Exercise task:
Return the full listing exactly as it is written.

--- Begin Entries provided ---

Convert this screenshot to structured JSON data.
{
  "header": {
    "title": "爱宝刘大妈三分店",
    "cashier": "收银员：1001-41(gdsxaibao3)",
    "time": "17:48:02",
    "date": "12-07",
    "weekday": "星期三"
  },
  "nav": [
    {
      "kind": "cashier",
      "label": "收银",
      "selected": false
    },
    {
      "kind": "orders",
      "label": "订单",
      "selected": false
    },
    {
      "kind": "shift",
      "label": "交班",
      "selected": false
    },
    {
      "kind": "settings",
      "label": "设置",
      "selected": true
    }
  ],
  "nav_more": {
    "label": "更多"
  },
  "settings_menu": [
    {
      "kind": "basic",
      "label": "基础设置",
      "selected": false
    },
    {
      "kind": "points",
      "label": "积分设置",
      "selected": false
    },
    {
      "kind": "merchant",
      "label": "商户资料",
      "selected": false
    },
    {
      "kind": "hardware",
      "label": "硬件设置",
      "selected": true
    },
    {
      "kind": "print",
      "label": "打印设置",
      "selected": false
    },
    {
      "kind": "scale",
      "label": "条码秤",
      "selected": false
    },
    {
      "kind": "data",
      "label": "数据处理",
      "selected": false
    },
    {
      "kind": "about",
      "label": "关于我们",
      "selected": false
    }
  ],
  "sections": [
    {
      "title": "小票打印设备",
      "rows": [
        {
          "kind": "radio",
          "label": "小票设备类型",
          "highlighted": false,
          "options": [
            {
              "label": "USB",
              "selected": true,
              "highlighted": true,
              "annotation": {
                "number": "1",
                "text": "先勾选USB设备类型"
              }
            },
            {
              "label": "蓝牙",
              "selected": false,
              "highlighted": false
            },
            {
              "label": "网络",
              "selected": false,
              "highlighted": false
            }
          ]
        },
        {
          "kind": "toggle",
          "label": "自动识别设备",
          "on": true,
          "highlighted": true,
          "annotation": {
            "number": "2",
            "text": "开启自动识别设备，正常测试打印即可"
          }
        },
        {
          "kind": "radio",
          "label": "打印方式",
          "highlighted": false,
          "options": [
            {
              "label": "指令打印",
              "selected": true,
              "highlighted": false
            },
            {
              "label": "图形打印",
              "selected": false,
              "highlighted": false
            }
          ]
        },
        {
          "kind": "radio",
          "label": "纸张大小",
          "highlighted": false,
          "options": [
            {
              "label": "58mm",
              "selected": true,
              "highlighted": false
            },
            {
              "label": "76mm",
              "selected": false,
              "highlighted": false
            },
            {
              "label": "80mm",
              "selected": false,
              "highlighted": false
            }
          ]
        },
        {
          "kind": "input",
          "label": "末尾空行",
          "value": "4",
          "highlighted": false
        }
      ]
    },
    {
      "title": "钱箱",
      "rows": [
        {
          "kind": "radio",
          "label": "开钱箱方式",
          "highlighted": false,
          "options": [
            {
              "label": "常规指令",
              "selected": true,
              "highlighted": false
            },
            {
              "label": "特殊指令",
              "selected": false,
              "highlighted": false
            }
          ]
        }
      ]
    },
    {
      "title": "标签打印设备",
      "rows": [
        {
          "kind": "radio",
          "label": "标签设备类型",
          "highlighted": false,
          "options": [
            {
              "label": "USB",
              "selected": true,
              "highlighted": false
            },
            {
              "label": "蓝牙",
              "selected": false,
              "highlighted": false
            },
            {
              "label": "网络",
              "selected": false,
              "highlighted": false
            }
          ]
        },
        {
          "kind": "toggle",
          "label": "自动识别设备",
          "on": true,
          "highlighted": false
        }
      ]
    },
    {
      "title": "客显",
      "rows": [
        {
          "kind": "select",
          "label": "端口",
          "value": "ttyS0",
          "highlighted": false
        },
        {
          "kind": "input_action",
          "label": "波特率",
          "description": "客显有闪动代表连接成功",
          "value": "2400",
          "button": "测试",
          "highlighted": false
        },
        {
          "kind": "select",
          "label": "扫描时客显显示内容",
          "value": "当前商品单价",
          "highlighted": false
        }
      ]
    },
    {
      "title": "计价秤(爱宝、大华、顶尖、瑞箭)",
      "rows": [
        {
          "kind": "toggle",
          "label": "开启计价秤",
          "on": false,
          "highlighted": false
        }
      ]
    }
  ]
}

--- End Entries provided ---

Full solution:
Convert this screenshot to structured JSON data.
{
  "header": {
    "title": "爱宝刘大妈三分店",
    "cashier": "收银员：1001-41(gdsxaibao3)",
    "time": "17:48:02",
    "date": "12-07",
    "weekday": "星期三"
  },
  "nav": [
    {
      "kind": "cashier",
      "label": "收银",
      "selected": false
    },
    {
      "kind": "orders",
      "label": "订单",
      "selected": false
    },
    {
      "kind": "shift",
      "label": "交班",
      "selected": false
    },
    {
      "kind": "settings",
      "label": "设置",
      "selected": true
    }
  ],
  "nav_more": {
    "label": "更多"
  },
  "settings_menu": [
    {
      "kind": "basic",
      "label": "基础设置",
      "selected": false
    },
    {
      "kind": "points",
      "label": "积分设置",
      "selected": false
    },
    {
      "kind": "merchant",
      "label": "商户资料",
      "selected": false
    },
    {
      "kind": "hardware",
      "label": "硬件设置",
      "selected": true
    },
    {
      "kind": "print",
      "label": "打印设置",
      "selected": false
    },
    {
      "kind": "scale",
      "label": "条码秤",
      "selected": false
    },
    {
      "kind": "data",
      "label": "数据处理",
      "selected": false
    },
    {
      "kind": "about",
      "label": "关于我们",
      "selected": false
    }
  ],
  "sections": [
    {
      "title": "小票打印设备",
      "rows": [
        {
          "kind": "radio",
          "label": "小票设备类型",
          "highlighted": false,
          "options": [
            {
              "label": "USB",
              "selected": true,
              "highlighted": true,
              "annotation": {
                "number": "1",
                "text": "先勾选USB设备类型"
              }
            },
            {
              "label": "蓝牙",
              "selected": false,
              "highlighted": false
            },
            {
              "label": "网络",
              "selected": false,
              "highlighted": false
            }
          ]
        },
        {
          "kind": "toggle",
          "label": "自动识别设备",
          "on": true,
          "highlighted": true,
          "annotation": {
            "number": "2",
            "text": "开启自动识别设备，正常测试打印即可"
          }
        },
        {
          "kind": "radio",
          "label": "打印方式",
          "highlighted": false,
          "options": [
            {
              "label": "指令打印",
              "selected": true,
              "highlighted": false
            },
            {
              "label": "图形打印",
              "selected": false,
              "highlighted": false
            }
          ]
        },
        {
          "kind": "radio",
          "label": "纸张大小",
          "highlighted": false,
          "options": [
            {
              "label": "58mm",
              "selected": true,
              "highlighted": false
            },
            {
              "label": "76mm",
              "selected": false,
              "highlighted": false
            },
            {
              "label": "80mm",
              "selected": false,
              "highlighted": false
            }
          ]
        },
        {
          "kind": "input",
          "label": "末尾空行",
          "value": "4",
          "highlighted": false
        }
      ]
    },
    {
      "title": "钱箱",
      "rows": [
        {
          "kind": "radio",
          "label": "开钱箱方式",
          "highlighted": false,
          "options": [
            {
              "label": "常规指令",
              "selected": true,
              "highlighted": false
            },
            {
              "label": "特殊指令",
              "selected": false,
              "highlighted": false
            }
          ]
        }
      ]
    },
    {
      "title": "标签打印设备",
      "rows": [
        {
          "kind": "radio",
          "label": "标签设备类型",
          "highlighted": false,
          "options": [
            {
              "label": "USB",
              "selected": true,
              "highlighted": false
            },
            {
              "label": "蓝牙",
              "selected": false,
              "highlighted": false
            },
            {
              "label": "网络",
              "selected": false,
              "highlighted": false
            }
          ]
        },
        {
          "kind": "toggle",
          "label": "自动识别设备",
          "on": true,
          "highlighted": false
        }
      ]
    },
    {
      "title": "客显",
      "rows": [
        {
          "kind": "select",
          "label": "端口",
          "value": "ttyS0",
          "highlighted": false
        },
        {
          "kind": "input_action",
          "label": "波特率",
          "description": "客显有闪动代表连接成功",
          "value": "2400",
          "button": "测试",
          "highlighted": false
        },
        {
          "kind": "select",
          "label": "扫描时客显显示内容",
          "value": "当前商品单价",
          "highlighted": false
        }
      ]
    },
    {
      "title": "计价秤(爱宝、大华、顶尖、瑞箭)",
      "rows": [
        {
          "kind": "toggle",
          "label": "开启计价秤",
          "on": false,
          "highlighted": false
        }
      ]
    }
  ]
}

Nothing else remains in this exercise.